__BRIEF__
Each entry below is to be given again word for word, with no pictures.

__RECORDS PROVIDED__

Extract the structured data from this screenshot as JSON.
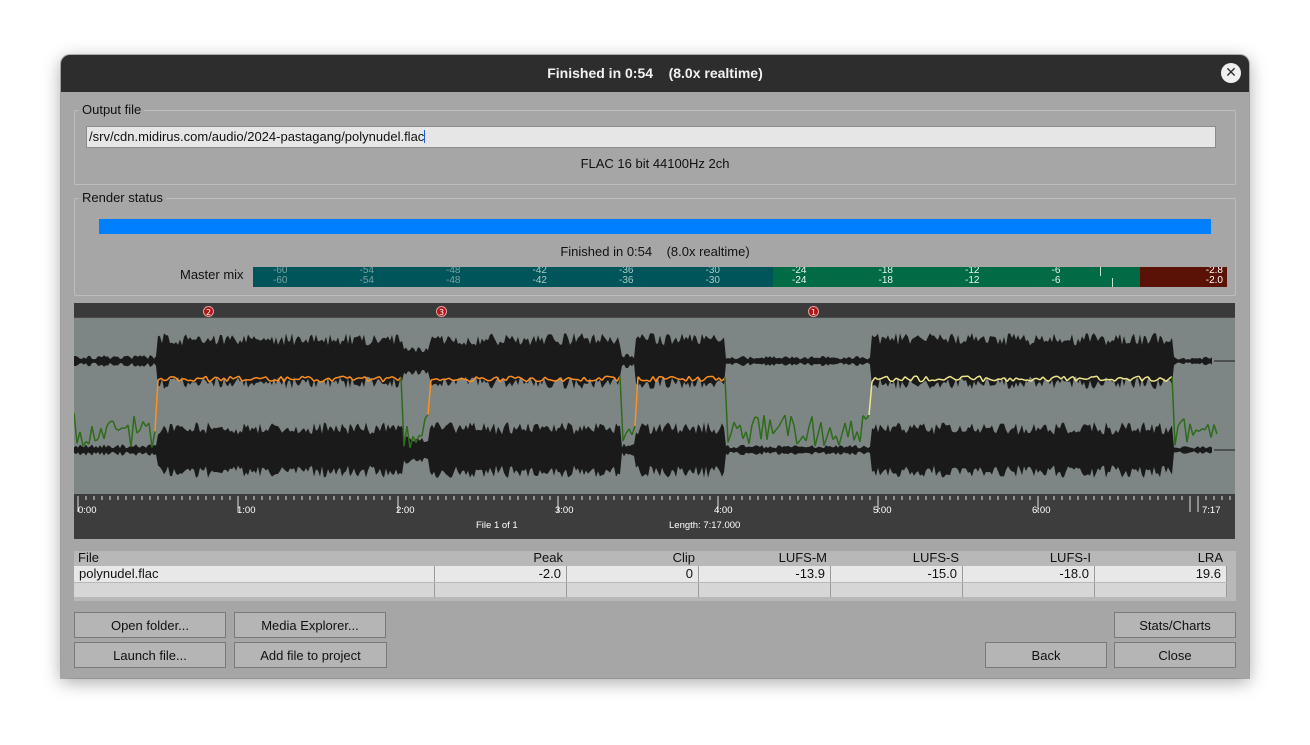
{
  "title": "Finished in 0:54    (8.0x realtime)",
  "close_glyph": "✕",
  "output": {
    "group_label": "Output file",
    "path": "/srv/cdn.midirus.com/audio/2024-pastagang/polynudel.flac",
    "format": "FLAC 16 bit 44100Hz 2ch"
  },
  "render": {
    "group_label": "Render status",
    "progress": 1.0,
    "status": "Finished in 0:54    (8.0x realtime)",
    "progress_color": "#0080ff"
  },
  "master": {
    "label": "Master mix",
    "ticks": [
      "-60",
      "-54",
      "-48",
      "-42",
      "-36",
      "-30",
      "-24",
      "-18",
      "-12",
      "-6"
    ],
    "peak_top": "-2.8",
    "peak_bottom": "-2.0"
  },
  "waveform": {
    "markers": [
      "2",
      "3",
      "1"
    ],
    "time_labels": [
      "0:00",
      "1:00",
      "2:00",
      "3:00",
      "4:00",
      "5:00",
      "6:00",
      "7:17"
    ],
    "file_count": "File 1 of 1",
    "length": "Length: 7:17.000",
    "wave_color": "#1a1a1a",
    "bg_color": "#7e8685"
  },
  "table": {
    "headers": [
      "File",
      "Peak",
      "Clip",
      "LUFS-M",
      "LUFS-S",
      "LUFS-I",
      "LRA"
    ],
    "rows": [
      [
        "polynudel.flac",
        "-2.0",
        "0",
        "-13.9",
        "-15.0",
        "-18.0",
        "19.6"
      ]
    ]
  },
  "buttons": {
    "open_folder": "Open folder...",
    "media_explorer": "Media Explorer...",
    "launch_file": "Launch file...",
    "add_file": "Add file to project",
    "stats": "Stats/Charts",
    "back": "Back",
    "close": "Close"
  }
}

__WORKED ANSWER__
Extract the structured data from this screenshot as JSON.
{
  "title": "Finished in 0:54    (8.0x realtime)",
  "close_glyph": "✕",
  "output": {
    "group_label": "Output file",
    "path": "/srv/cdn.midirus.com/audio/2024-pastagang/polynudel.flac",
    "format": "FLAC 16 bit 44100Hz 2ch"
  },
  "render": {
    "group_label": "Render status",
    "progress": 1.0,
    "status": "Finished in 0:54    (8.0x realtime)",
    "progress_color": "#0080ff"
  },
  "master": {
    "label": "Master mix",
    "ticks": [
      "-60",
      "-54",
      "-48",
      "-42",
      "-36",
      "-30",
      "-24",
      "-18",
      "-12",
      "-6"
    ],
    "peak_top": "-2.8",
    "peak_bottom": "-2.0"
  },
  "waveform": {
    "markers": [
      "2",
      "3",
      "1"
    ],
    "time_labels": [
      "0:00",
      "1:00",
      "2:00",
      "3:00",
      "4:00",
      "5:00",
      "6:00",
      "7:17"
    ],
    "file_count": "File 1 of 1",
    "length": "Length: 7:17.000",
    "wave_color": "#1a1a1a",
    "bg_color": "#7e8685"
  },
  "table": {
    "headers": [
      "File",
      "Peak",
      "Clip",
      "LUFS-M",
      "LUFS-S",
      "LUFS-I",
      "LRA"
    ],
    "rows": [
      [
        "polynudel.flac",
        "-2.0",
        "0",
        "-13.9",
        "-15.0",
        "-18.0",
        "19.6"
      ]
    ]
  },
  "buttons": {
    "open_folder": "Open folder...",
    "media_explorer": "Media Explorer...",
    "launch_file": "Launch file...",
    "add_file": "Add file to project",
    "stats": "Stats/Charts",
    "back": "Back",
    "close": "Close"
  }
}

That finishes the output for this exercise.